→ **TASK STATEMENT**: The lines to copy are those holding the string "RepeatMasker" in the entries below.

→ **Page and application data records**:

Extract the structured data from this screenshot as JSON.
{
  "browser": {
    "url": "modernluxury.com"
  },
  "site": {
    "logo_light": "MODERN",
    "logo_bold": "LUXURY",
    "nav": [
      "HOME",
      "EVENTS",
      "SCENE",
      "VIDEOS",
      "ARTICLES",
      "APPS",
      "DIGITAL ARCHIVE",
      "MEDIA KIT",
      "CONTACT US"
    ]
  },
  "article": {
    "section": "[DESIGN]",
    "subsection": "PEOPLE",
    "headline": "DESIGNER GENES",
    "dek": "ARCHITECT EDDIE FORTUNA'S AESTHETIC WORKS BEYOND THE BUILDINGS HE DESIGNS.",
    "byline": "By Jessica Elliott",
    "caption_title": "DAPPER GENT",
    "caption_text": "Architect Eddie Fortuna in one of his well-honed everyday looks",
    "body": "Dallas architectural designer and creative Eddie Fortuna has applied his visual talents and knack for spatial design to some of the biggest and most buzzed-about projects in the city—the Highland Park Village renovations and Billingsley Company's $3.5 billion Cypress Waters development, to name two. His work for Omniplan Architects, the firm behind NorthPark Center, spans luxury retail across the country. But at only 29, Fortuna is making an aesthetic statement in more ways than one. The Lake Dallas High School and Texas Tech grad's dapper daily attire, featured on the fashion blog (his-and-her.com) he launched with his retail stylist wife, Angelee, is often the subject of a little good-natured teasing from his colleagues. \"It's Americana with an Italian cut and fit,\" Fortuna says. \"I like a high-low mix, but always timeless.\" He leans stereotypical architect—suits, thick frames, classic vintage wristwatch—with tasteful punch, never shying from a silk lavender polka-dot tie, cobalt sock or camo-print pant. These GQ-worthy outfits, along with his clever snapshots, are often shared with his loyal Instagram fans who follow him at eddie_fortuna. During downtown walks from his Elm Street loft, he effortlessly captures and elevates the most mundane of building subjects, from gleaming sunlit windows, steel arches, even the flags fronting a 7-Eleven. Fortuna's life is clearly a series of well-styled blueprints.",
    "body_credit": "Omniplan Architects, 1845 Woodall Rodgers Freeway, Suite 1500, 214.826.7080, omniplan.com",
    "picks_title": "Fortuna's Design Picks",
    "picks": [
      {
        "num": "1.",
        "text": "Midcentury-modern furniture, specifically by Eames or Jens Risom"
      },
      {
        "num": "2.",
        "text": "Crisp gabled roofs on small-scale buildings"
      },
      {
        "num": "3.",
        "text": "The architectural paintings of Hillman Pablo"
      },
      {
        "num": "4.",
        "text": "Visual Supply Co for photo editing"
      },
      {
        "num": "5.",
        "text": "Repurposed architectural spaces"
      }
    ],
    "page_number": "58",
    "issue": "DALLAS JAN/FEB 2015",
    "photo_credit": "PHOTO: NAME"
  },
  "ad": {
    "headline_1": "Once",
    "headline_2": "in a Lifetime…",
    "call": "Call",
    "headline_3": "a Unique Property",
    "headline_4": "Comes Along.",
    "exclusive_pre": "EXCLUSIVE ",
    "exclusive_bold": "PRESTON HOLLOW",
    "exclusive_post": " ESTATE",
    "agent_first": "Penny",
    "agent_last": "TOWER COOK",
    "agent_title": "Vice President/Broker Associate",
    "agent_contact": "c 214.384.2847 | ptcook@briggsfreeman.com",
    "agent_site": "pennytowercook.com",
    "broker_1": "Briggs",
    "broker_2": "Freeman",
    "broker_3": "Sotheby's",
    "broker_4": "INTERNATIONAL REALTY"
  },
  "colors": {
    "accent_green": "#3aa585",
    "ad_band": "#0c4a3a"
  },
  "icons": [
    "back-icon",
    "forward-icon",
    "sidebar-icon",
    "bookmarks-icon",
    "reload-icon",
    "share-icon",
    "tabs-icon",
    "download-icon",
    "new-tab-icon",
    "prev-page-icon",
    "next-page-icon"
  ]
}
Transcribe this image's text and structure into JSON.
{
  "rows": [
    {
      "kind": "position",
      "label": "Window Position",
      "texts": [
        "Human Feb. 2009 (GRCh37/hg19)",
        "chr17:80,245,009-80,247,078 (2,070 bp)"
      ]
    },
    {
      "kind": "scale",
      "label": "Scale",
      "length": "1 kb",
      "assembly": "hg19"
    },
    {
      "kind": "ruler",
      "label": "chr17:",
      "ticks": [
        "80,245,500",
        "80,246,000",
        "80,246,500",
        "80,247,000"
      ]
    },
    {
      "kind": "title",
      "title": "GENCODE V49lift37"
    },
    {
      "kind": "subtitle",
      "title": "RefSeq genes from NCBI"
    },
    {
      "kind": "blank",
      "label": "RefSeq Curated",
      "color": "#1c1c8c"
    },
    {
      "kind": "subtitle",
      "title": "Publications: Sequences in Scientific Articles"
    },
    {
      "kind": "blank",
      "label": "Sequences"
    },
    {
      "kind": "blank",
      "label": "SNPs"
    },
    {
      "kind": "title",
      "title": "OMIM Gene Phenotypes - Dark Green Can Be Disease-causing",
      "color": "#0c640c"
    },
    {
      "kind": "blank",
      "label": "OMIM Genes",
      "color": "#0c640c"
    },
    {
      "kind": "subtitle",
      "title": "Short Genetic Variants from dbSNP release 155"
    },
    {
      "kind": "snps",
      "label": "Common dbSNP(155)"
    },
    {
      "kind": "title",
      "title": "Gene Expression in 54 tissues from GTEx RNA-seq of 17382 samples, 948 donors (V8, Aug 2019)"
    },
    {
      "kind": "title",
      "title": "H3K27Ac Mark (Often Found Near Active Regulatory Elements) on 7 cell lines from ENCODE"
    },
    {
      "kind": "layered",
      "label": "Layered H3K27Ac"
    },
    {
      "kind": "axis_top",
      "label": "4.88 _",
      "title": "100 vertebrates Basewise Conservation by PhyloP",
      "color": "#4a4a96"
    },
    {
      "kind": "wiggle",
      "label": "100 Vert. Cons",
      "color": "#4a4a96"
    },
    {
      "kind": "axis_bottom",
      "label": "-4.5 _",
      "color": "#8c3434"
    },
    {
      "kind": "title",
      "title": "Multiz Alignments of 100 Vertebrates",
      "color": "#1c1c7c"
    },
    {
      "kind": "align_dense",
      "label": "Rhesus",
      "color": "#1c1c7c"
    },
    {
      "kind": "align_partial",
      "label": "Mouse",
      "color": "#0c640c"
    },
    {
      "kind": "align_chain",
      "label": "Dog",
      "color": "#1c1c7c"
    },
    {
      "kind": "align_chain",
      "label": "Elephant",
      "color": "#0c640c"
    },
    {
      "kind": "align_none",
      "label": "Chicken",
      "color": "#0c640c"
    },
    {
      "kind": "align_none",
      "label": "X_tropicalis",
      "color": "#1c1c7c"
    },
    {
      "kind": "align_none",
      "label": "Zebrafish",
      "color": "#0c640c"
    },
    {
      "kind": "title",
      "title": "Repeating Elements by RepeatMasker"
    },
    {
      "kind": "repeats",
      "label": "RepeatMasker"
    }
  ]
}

→ **RESPONSE FOR THIS EXERCISE**:
      "title": "Repeating Elements by RepeatMasker"
      "label": "RepeatMasker"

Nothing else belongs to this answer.